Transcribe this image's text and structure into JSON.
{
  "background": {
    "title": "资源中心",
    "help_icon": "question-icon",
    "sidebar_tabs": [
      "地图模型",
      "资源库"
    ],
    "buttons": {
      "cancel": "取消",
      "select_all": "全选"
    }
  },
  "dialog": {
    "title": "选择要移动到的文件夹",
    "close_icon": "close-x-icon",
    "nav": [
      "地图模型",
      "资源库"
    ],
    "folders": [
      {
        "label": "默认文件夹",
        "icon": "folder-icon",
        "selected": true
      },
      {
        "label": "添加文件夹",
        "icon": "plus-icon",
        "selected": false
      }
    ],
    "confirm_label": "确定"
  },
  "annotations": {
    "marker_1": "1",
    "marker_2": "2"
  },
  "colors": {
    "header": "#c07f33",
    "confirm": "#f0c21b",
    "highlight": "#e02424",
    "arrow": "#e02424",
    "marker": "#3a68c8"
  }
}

——————

**WORK TO DO:** Write out all of the records once more, exactly.

**FINAL ANSWER:**
Transcribe this image's text and structure into JSON.
{
  "background": {
    "title": "资源中心",
    "help_icon": "question-icon",
    "sidebar_tabs": [
      "地图模型",
      "资源库"
    ],
    "buttons": {
      "cancel": "取消",
      "select_all": "全选"
    }
  },
  "dialog": {
    "title": "选择要移动到的文件夹",
    "close_icon": "close-x-icon",
    "nav": [
      "地图模型",
      "资源库"
    ],
    "folders": [
      {
        "label": "默认文件夹",
        "icon": "folder-icon",
        "selected": true
      },
      {
        "label": "添加文件夹",
        "icon": "plus-icon",
        "selected": false
      }
    ],
    "confirm_label": "确定"
  },
  "annotations": {
    "marker_1": "1",
    "marker_2": "2"
  },
  "colors": {
    "header": "#c07f33",
    "confirm": "#f0c21b",
    "highlight": "#e02424",
    "arrow": "#e02424",
    "marker": "#3a68c8"
  }
}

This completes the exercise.